ARTICLE:
§

Noir Execute - A Noir Brillig to LLVM IR Transpiler

You know what nobody asked for? A Brillig to LLVM IR transpiler.

But people did ask for faster Brillig execution, and this was an experiment to explore if native code could achieve it. The TLDR is that it does. Kind of. Sometimes. But for reasons largely independent of this approach, downsides, and we shouldn't use this. We could take some learnings from this experiment and get most of the benefits in the rust Brillig execution VM with none of the downsides.

It also makes it quite clear that the real problem is poor Brillig bytecode generation in certain edge cases, rather than a slow execution engine. The majority of interesting execution time for many programs will likely be in blackboxes, field arithmetic, foreign calls, oracles etc.

This may have some use in the future, as some kind of AVM JIT transpiler for super-fast public function execution, if we're pushing limits.

Implementation

It uses rusts inkwell library to generate the LLVM IR.
The calldata is embedded in the program, taken from Prover.toml.
The program allocates the memory and the heap as a contiguous range of 256 bit "words".
Field arithmetic will convert a field to montgomery form if it's not already, and track by setting msb to 1.
Field arithmetic and Blackbox functions are implemented via calls into barretenberg c binds.
It's probably not as optimised as it could be. But it does attempt to use the correct width operations for integer arithmetic.

On with some numbers.

Measurements

This whole thing was kicked off when Mikes blob-lib was revealed to take "an hour to compile". By compile it's possible he meant "run a test", which combines compilation and execution. Since then improvements have been made:

Zac did some shenanigans to get it down to 15m.
The Brillig VM had a bunch of memory allocations removed from the critical path.
The Brillig codegen was improved to output 1/3rd less opcodes around array copies (in aztec-packages at least).

In aggregate these have got the test_barycentric run down to about 3m. I modifed nargo to output the precise time executing so as to not conflate with compilation (which is pretty fast in all cases). For native times with a * I subtracted 1500us (1.5ms) as that seems to be the overhead of running an empty program.

🤢 Implies we're far worse off in terms of time when factoring in compliation time. In other words it would only provide a practical benefit if being re-executed over and over.

§

DATA:
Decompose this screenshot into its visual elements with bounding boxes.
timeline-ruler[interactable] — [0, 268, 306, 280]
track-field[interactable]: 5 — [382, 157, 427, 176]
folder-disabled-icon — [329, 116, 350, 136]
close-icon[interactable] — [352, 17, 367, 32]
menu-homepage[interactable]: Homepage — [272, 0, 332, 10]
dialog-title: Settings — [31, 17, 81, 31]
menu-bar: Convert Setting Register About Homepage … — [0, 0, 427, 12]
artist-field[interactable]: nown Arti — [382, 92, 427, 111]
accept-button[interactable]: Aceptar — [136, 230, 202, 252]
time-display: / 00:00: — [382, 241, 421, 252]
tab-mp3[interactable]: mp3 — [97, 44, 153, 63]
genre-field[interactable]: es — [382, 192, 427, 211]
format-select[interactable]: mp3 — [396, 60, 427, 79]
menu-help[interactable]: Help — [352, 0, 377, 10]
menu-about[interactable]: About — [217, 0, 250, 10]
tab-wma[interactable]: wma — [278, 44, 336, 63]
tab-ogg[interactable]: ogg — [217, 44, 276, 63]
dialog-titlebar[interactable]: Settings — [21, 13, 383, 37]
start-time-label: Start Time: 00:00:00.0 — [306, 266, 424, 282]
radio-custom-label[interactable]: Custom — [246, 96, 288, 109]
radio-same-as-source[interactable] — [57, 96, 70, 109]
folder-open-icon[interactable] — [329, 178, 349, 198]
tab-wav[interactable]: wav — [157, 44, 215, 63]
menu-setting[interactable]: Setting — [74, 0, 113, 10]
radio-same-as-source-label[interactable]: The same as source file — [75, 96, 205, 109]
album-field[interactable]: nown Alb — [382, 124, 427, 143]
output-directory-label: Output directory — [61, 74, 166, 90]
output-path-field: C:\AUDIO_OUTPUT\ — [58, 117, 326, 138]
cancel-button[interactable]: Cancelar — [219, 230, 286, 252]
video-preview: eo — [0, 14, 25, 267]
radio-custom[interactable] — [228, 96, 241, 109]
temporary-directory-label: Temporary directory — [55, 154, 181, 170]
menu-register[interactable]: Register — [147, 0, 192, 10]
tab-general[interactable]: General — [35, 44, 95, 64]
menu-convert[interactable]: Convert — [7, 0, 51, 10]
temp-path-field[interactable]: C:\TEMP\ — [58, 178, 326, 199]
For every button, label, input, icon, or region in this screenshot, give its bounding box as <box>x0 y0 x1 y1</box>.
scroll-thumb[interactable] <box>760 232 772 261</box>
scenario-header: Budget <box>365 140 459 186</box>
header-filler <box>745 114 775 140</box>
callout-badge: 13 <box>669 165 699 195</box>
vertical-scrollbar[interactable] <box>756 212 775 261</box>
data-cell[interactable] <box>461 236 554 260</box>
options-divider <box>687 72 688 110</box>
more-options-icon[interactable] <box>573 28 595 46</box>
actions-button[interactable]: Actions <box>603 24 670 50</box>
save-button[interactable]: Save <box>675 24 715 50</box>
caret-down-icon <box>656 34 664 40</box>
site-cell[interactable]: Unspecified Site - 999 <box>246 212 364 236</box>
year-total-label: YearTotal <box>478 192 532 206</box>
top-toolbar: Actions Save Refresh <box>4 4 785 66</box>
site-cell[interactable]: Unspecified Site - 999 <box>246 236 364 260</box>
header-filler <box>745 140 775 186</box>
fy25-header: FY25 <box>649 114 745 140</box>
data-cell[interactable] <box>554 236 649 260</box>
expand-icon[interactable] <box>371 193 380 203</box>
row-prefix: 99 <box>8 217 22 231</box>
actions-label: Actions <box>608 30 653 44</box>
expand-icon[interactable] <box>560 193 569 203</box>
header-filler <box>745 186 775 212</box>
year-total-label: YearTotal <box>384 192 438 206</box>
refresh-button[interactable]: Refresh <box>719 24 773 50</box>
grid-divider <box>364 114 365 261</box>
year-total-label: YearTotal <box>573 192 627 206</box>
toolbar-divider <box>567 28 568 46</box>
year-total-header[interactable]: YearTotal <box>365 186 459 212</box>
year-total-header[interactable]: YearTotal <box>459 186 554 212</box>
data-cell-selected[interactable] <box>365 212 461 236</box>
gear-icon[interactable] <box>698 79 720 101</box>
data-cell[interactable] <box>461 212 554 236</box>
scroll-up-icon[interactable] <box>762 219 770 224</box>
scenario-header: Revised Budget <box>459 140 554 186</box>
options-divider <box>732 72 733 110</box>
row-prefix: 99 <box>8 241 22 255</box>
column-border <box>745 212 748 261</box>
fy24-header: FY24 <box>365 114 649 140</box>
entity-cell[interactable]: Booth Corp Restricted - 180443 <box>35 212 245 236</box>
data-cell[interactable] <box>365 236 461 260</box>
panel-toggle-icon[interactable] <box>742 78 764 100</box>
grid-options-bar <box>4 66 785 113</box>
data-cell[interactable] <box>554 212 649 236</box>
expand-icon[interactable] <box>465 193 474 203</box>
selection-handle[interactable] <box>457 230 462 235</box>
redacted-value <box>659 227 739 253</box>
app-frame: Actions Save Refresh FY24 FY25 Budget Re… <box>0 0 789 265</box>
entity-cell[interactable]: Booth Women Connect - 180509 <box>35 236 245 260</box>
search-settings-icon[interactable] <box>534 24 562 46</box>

§

COMPLETE THE FOLLOWING:
**1.** Write out the part of the transpiler write-up from "The program allocates" to "setting msb to 1.".
**2.** Answer these questions using the transpiler write-up.
(a) According to the write-up, what is the real problem, rather than a slow execution engine?
(b) Which library is used to generate the LLVM IR?
(c) How much time was subtracted from the native times marked with a *?

RESPONSES IN ORDER:
**1.**
The program allocates the memory and the heap as a contiguous range of 256 bit "words".
Field arithmetic will convert a field to montgomery form if it's not already, and track by setting msb to 1.

**2.**
(a) Poor Brillig bytecode generation in certain edge cases.
(b) Rust's inkwell library.
(c) 1500us (1.5ms).